THE TASK:
Return all of the data exactly as written, without the pictures.

Collection entries:
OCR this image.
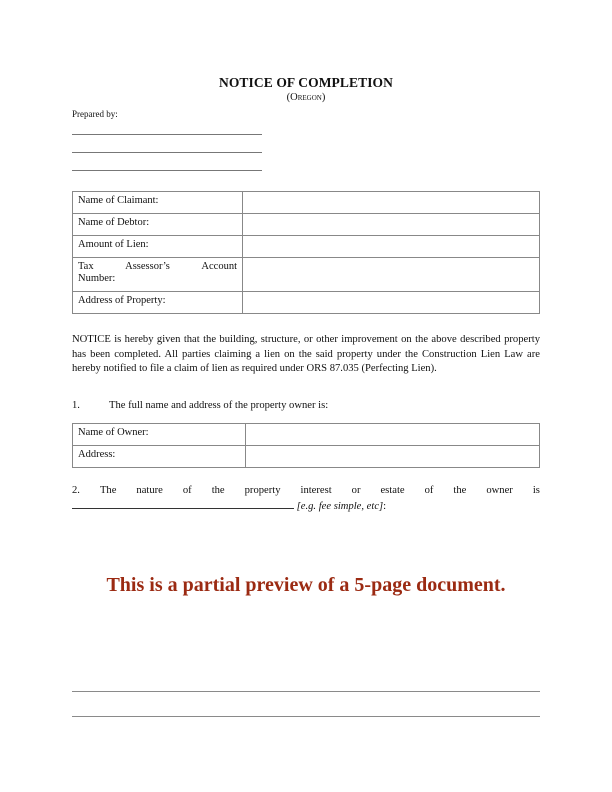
NOTICE OF COMPLETION
(Oregon)
Prepared by:
Name of Claimant:	
Name of Debtor:	
Amount of Lien:	

Tax Assessor’s Account
Number:	

Address of Property:	
NOTICE is hereby given that the building, structure, or other improvement on the above described property has been completed. All parties claiming a lien on the said property under the Construction Lien Law are hereby notified to file a claim of lien as required under ORS 87.035 (Perfecting Lien).
1.	The full name and address of the property owner is:
Name of Owner:	
Address:	
2. The nature of the property interest or estate of the owner is
[e.g. fee simple, etc]:
This is a partial preview of a 5-page document.
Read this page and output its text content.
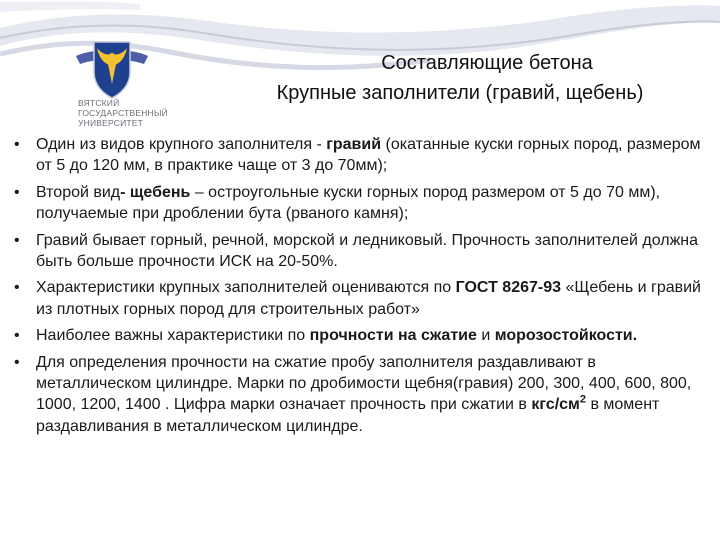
ВЯТСКИЙ
ГОСУДАРСТВЕННЫЙ
УНИВЕРСИТЕТ
Составляющие бетона
Крупные заполнители (гравий, щебень)
• Один из видов крупного заполнителя - гравий (окатанные куски горных пород, размером от 5 до 120 мм, в практике чаще от 3 до 70мм);
• Второй вид- щебень – остроугольные куски горных пород размером от 5 до 70 мм), получаемые при дроблении бута (рваного камня);
• Гравий бывает горный, речной, морской и ледниковый. Прочность заполнителей должна быть больше прочности ИСК на 20-50%.
• Характеристики крупных заполнителей оцениваются по ГОСТ 8267-93 «Щебень и гравий из плотных горных пород для строительных работ»
• Наиболее важны характеристики по прочности на сжатие и морозостойкости.
• Для определения прочности на сжатие пробу заполнителя раздавливают в металлическом цилиндре. Марки по дробимости щебня(гравия) 200, 300, 400, 600, 800, 1000, 1200, 1400 . Цифра марки означает прочность при сжатии в кгс/$см^2$ в момент раздавливания в металлическом цилиндре.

SOLUTION FOR THIS EXERCISE:
OCR this image.
NOTICE OF COMPLETION
(Oregon)
Prepared by:
Name of Claimant:	
Name of Debtor:	
Amount of Lien:	

Tax Assessor’s Account
Number:	

Address of Property:	
NOTICE is hereby given that the building, structure, or other improvement on the above described property has been completed. All parties claiming a lien on the said property under the Construction Lien Law are hereby notified to file a claim of lien as required under ORS 87.035 (Perfecting Lien).
1.	The full name and address of the property owner is:
Name of Owner:	
Address:	
2. The nature of the property interest or estate of the owner is
[e.g. fee simple, etc]:
This is a partial preview of a 5-page document.
Read this page and output its text content.
ВЯТСКИЙ
ГОСУДАРСТВЕННЫЙ
УНИВЕРСИТЕТ
Составляющие бетона
Крупные заполнители (гравий, щебень)
• Один из видов крупного заполнителя - гравий (окатанные куски горных пород, размером от 5 до 120 мм, в практике чаще от 3 до 70мм);
• Второй вид- щебень – остроугольные куски горных пород размером от 5 до 70 мм), получаемые при дроблении бута (рваного камня);
• Гравий бывает горный, речной, морской и ледниковый. Прочность заполнителей должна быть больше прочности ИСК на 20-50%.
• Характеристики крупных заполнителей оцениваются по ГОСТ 8267-93 «Щебень и гравий из плотных горных пород для строительных работ»
• Наиболее важны характеристики по прочности на сжатие и морозостойкости.
• Для определения прочности на сжатие пробу заполнителя раздавливают в металлическом цилиндре. Марки по дробимости щебня(гравия) 200, 300, 400, 600, 800, 1000, 1200, 1400 . Цифра марки означает прочность при сжатии в кгс/$см^2$ в момент раздавливания в металлическом цилиндре.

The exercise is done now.